## Stated exercise
Pictures aside, write out every record exactly as it appears.

── Data listing ──

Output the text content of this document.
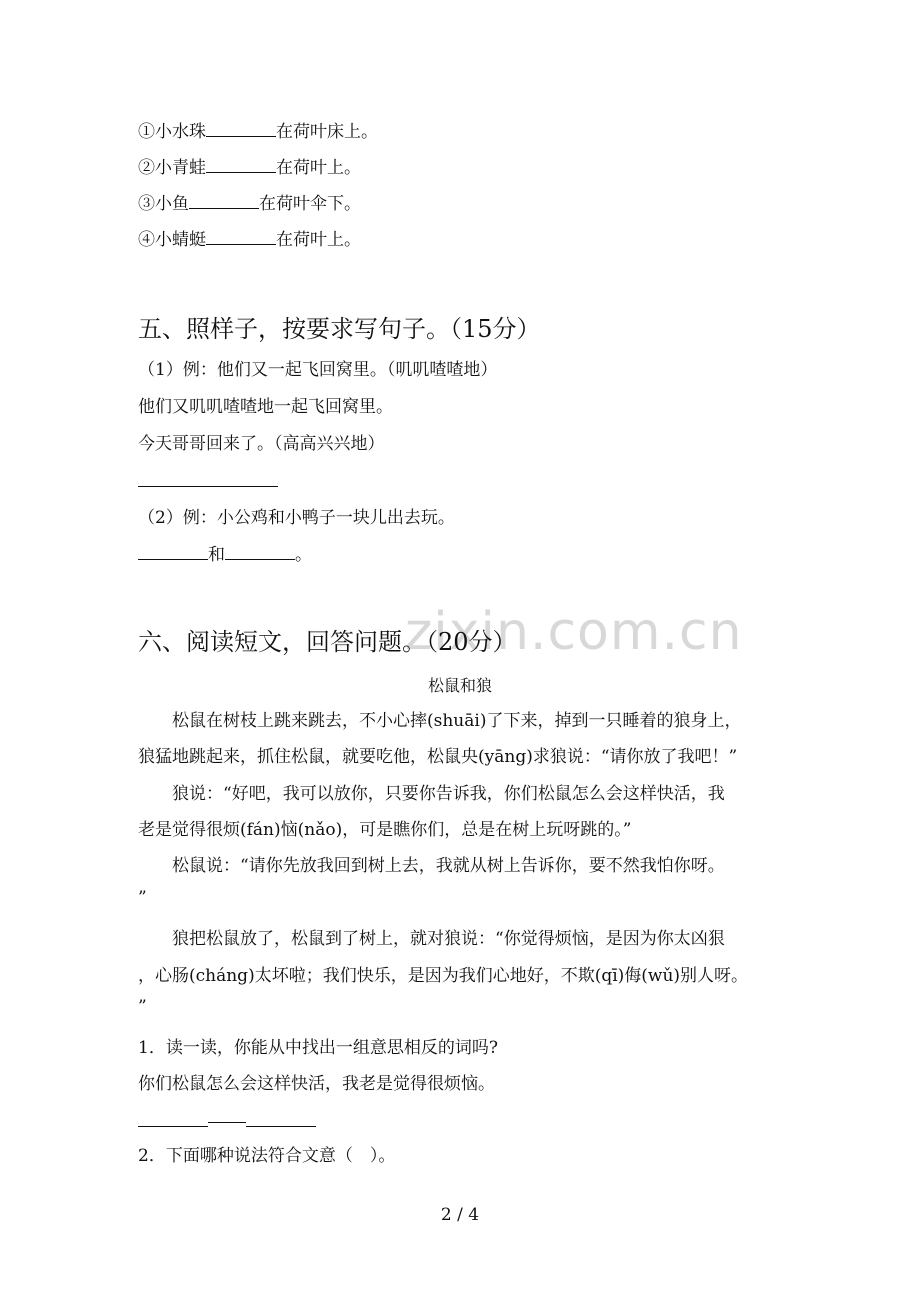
①小水珠	在荷叶床上。
②小青蛙	在荷叶上。
③小鱼	在荷叶伞下。
④小蜻蜓	在荷叶上。
五、照样子，按要求写句子。（15分）
（1）例：他们又一起飞回窝里。（叽叽喳喳地）
他们又叽叽喳喳地一起飞回窝里。
今天哥哥回来了。（高高兴兴地）
（2）例：小公鸡和小鸭子一块儿出去玩。
和	。
zixin.com.cn
六、阅读短文，回答问题。（20分）
松鼠和狼
松鼠在树枝上跳来跳去，不小心摔(shuāi)了下来，掉到一只睡着的狼身上，
狼猛地跳起来，抓住松鼠，就要吃他，松鼠央(yāng)求狼说：“请你放了我吧！”
狼说：“好吧，我可以放你，只要你告诉我，你们松鼠怎么会这样快活，我
老是觉得很烦(fán)恼(nǎo)，可是瞧你们，总是在树上玩呀跳的。”
松鼠说：“请你先放我回到树上去，我就从树上告诉你，要不然我怕你呀。
”
狼把松鼠放了，松鼠到了树上，就对狼说：“你觉得烦恼，是因为你太凶狠
，心肠(cháng)太坏啦；我们快乐，是因为我们心地好，不欺(qī)侮(wǔ)别人呀。
”
1．读一读，你能从中找出一组意思相反的词吗?
你们松鼠怎么会这样快活，我老是觉得很烦恼。
2．下面哪种说法符合文意（　）。
2 / 4
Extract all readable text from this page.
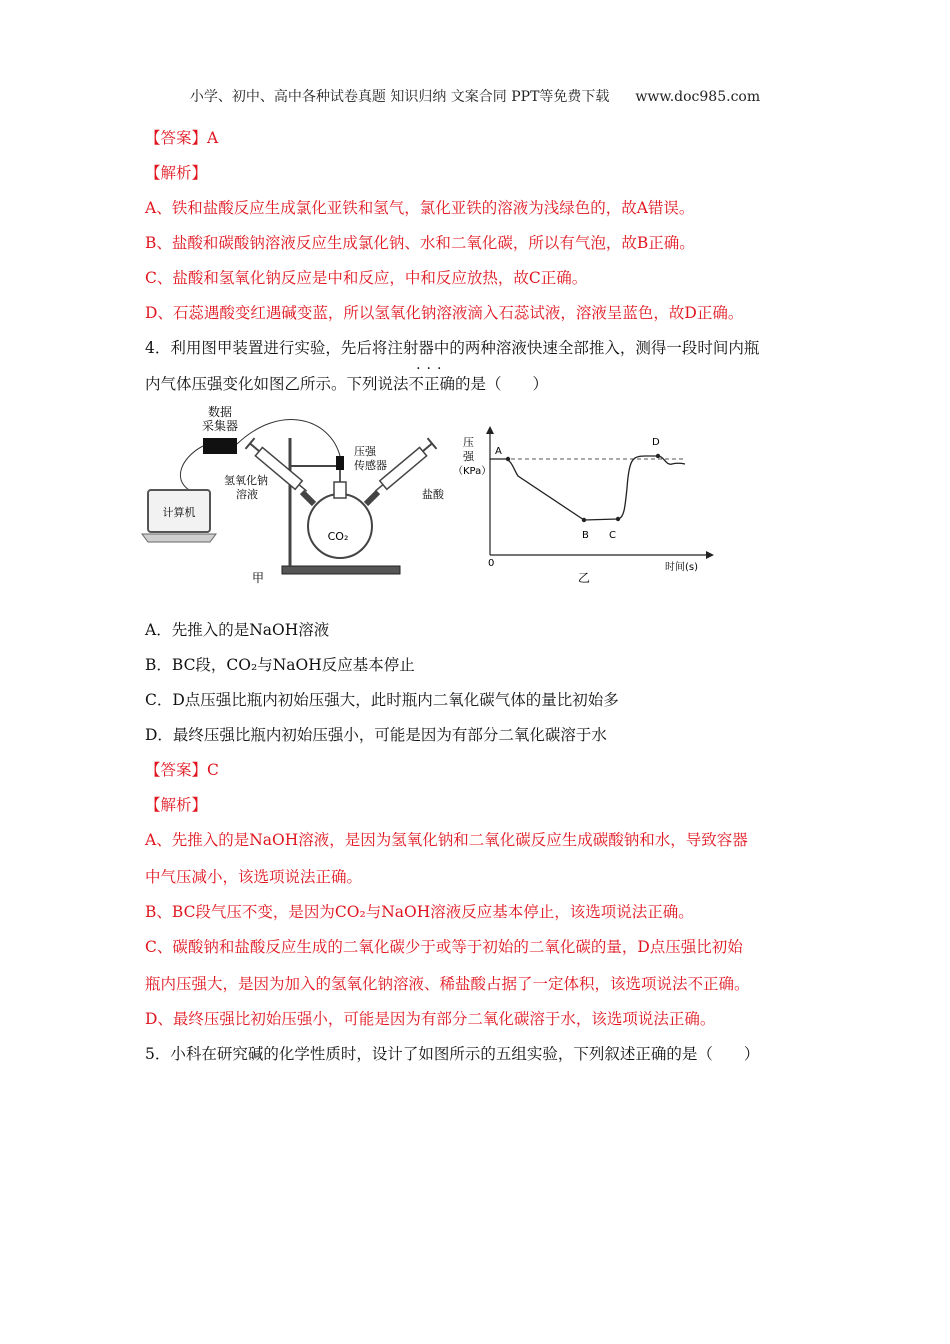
小学、初中、高中各种试卷真题 知识归纳 文案合同 PPT等免费下载 www.doc985.com
【答案】A
【解析】
A、铁和盐酸反应生成氯化亚铁和氢气，氯化亚铁的溶液为浅绿色的，故A错误。
B、盐酸和碳酸钠溶液反应生成氯化钠、水和二氧化碳，所以有气泡，故B正确。
C、盐酸和氢氧化钠反应是中和反应，中和反应放热，故C正确。
D、石蕊遇酸变红遇碱变蓝，所以氢氧化钠溶液滴入石蕊试液，溶液呈蓝色，故D正确。
4．利用图甲装置进行实验，先后将注射器中的两种溶液快速全部推入，测得一段时间内瓶
内气体压强变化如图乙所示。下列说法
···
不正确的是（　　）
数据
采集器
计算机
压强
传感器
CO₂
氢氧化钠
溶液	盐酸
甲
压
强
（KPa）
0	时间(s)
A
B C
D
乙
A．先推入的是NaOH溶液
B．BC段，CO₂与NaOH反应基本停止
C．D点压强比瓶内初始压强大，此时瓶内二氧化碳气体的量比初始多
D．最终压强比瓶内初始压强小，可能是因为有部分二氧化碳溶于水
【答案】C
【解析】
A、先推入的是NaOH溶液，是因为氢氧化钠和二氧化碳反应生成碳酸钠和水，导致容器
中气压减小，该选项说法正确。
B、BC段气压不变，是因为CO₂与NaOH溶液反应基本停止，该选项说法正确。
C、碳酸钠和盐酸反应生成的二氧化碳少于或等于初始的二氧化碳的量，D点压强比初始
瓶内压强大，是因为加入的氢氧化钠溶液、稀盐酸占据了一定体积，该选项说法不正确。
D、最终压强比初始压强小，可能是因为有部分二氧化碳溶于水，该选项说法正确。
5．小科在研究碱的化学性质时，设计了如图所示的五组实验，下列叙述正确的是（　　）
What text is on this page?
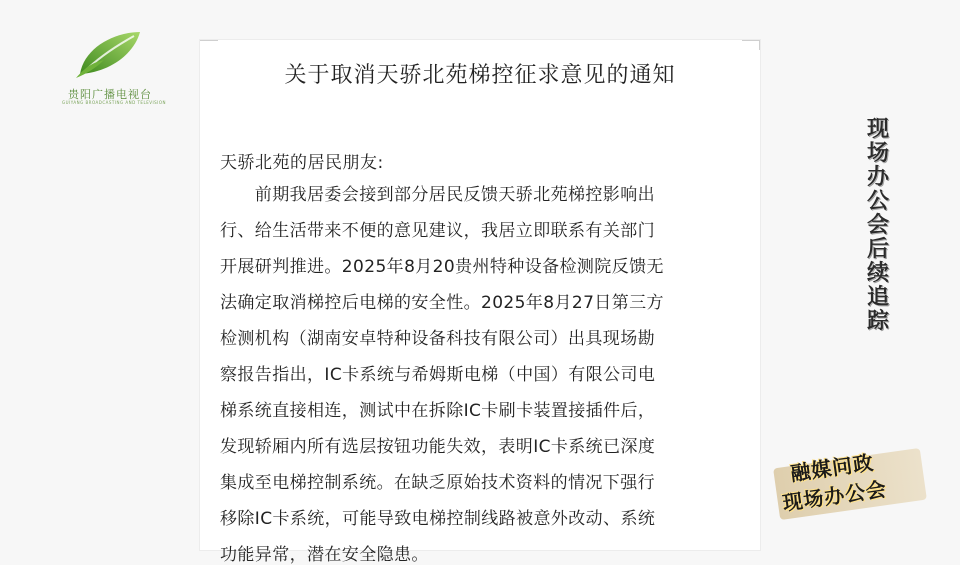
贵阳广播电视台
GUIYANG BROADCASTING AND TELEVISION
关于取消天骄北苑梯控征求意见的通知
天骄北苑的居民朋友:
　　前期我居委会接到部分居民反馈天骄北苑梯控影响出
行、给生活带来不便的意见建议，我居立即联系有关部门
开展研判推进。2025年8月20贵州特种设备检测院反馈无
法确定取消梯控后电梯的安全性。2025年8月27日第三方
检测机构（湖南安卓特种设备科技有限公司）出具现场勘
察报告指出，IC卡系统与希姆斯电梯（中国）有限公司电
梯系统直接相连，测试中在拆除IC卡刷卡装置接插件后，
发现轿厢内所有选层按钮功能失效，表明IC卡系统已深度
集成至电梯控制系统。在缺乏原始技术资料的情况下强行
移除IC卡系统，可能导致电梯控制线路被意外改动、系统
功能异常，潜在安全隐患。
现
场
办
公
会
后
续
追
踪
融媒问政
现场办公会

───

## Result
Output the text content of this document.
①小水珠	在荷叶床上。
②小青蛙	在荷叶上。
③小鱼	在荷叶伞下。
④小蜻蜓	在荷叶上。
五、照样子，按要求写句子。（15分）
（1）例：他们又一起飞回窝里。（叽叽喳喳地）
他们又叽叽喳喳地一起飞回窝里。
今天哥哥回来了。（高高兴兴地）
（2）例：小公鸡和小鸭子一块儿出去玩。
和	。
zixin.com.cn
六、阅读短文，回答问题。（20分）
松鼠和狼
松鼠在树枝上跳来跳去，不小心摔(shuāi)了下来，掉到一只睡着的狼身上，
狼猛地跳起来，抓住松鼠，就要吃他，松鼠央(yāng)求狼说：“请你放了我吧！”
狼说：“好吧，我可以放你，只要你告诉我，你们松鼠怎么会这样快活，我
老是觉得很烦(fán)恼(nǎo)，可是瞧你们，总是在树上玩呀跳的。”
松鼠说：“请你先放我回到树上去，我就从树上告诉你，要不然我怕你呀。
”
狼把松鼠放了，松鼠到了树上，就对狼说：“你觉得烦恼，是因为你太凶狠
，心肠(cháng)太坏啦；我们快乐，是因为我们心地好，不欺(qī)侮(wǔ)别人呀。
”
1．读一读，你能从中找出一组意思相反的词吗?
你们松鼠怎么会这样快活，我老是觉得很烦恼。
2．下面哪种说法符合文意（　）。
2 / 4
Extract all readable text from this page.
小学、初中、高中各种试卷真题 知识归纳 文案合同 PPT等免费下载 www.doc985.com
【答案】A
【解析】
A、铁和盐酸反应生成氯化亚铁和氢气，氯化亚铁的溶液为浅绿色的，故A错误。
B、盐酸和碳酸钠溶液反应生成氯化钠、水和二氧化碳，所以有气泡，故B正确。
C、盐酸和氢氧化钠反应是中和反应，中和反应放热，故C正确。
D、石蕊遇酸变红遇碱变蓝，所以氢氧化钠溶液滴入石蕊试液，溶液呈蓝色，故D正确。
4．利用图甲装置进行实验，先后将注射器中的两种溶液快速全部推入，测得一段时间内瓶
内气体压强变化如图乙所示。下列说法
···
不正确的是（　　）
数据
采集器
计算机
压强
传感器
CO₂
氢氧化钠
溶液	盐酸
甲
压
强
（KPa）
0	时间(s)
A
B C
D
乙
A．先推入的是NaOH溶液
B．BC段，CO₂与NaOH反应基本停止
C．D点压强比瓶内初始压强大，此时瓶内二氧化碳气体的量比初始多
D．最终压强比瓶内初始压强小，可能是因为有部分二氧化碳溶于水
【答案】C
【解析】
A、先推入的是NaOH溶液，是因为氢氧化钠和二氧化碳反应生成碳酸钠和水，导致容器
中气压减小，该选项说法正确。
B、BC段气压不变，是因为CO₂与NaOH溶液反应基本停止，该选项说法正确。
C、碳酸钠和盐酸反应生成的二氧化碳少于或等于初始的二氧化碳的量，D点压强比初始
瓶内压强大，是因为加入的氢氧化钠溶液、稀盐酸占据了一定体积，该选项说法不正确。
D、最终压强比初始压强小，可能是因为有部分二氧化碳溶于水，该选项说法正确。
5．小科在研究碱的化学性质时，设计了如图所示的五组实验，下列叙述正确的是（　　）
What text is on this page?
贵阳广播电视台
GUIYANG BROADCASTING AND TELEVISION
关于取消天骄北苑梯控征求意见的通知
天骄北苑的居民朋友:
　　前期我居委会接到部分居民反馈天骄北苑梯控影响出
行、给生活带来不便的意见建议，我居立即联系有关部门
开展研判推进。2025年8月20贵州特种设备检测院反馈无
法确定取消梯控后电梯的安全性。2025年8月27日第三方
检测机构（湖南安卓特种设备科技有限公司）出具现场勘
察报告指出，IC卡系统与希姆斯电梯（中国）有限公司电
梯系统直接相连，测试中在拆除IC卡刷卡装置接插件后，
发现轿厢内所有选层按钮功能失效，表明IC卡系统已深度
集成至电梯控制系统。在缺乏原始技术资料的情况下强行
移除IC卡系统，可能导致电梯控制线路被意外改动、系统
功能异常，潜在安全隐患。
现
场
办
公
会
后
续
追
踪
融媒问政
现场办公会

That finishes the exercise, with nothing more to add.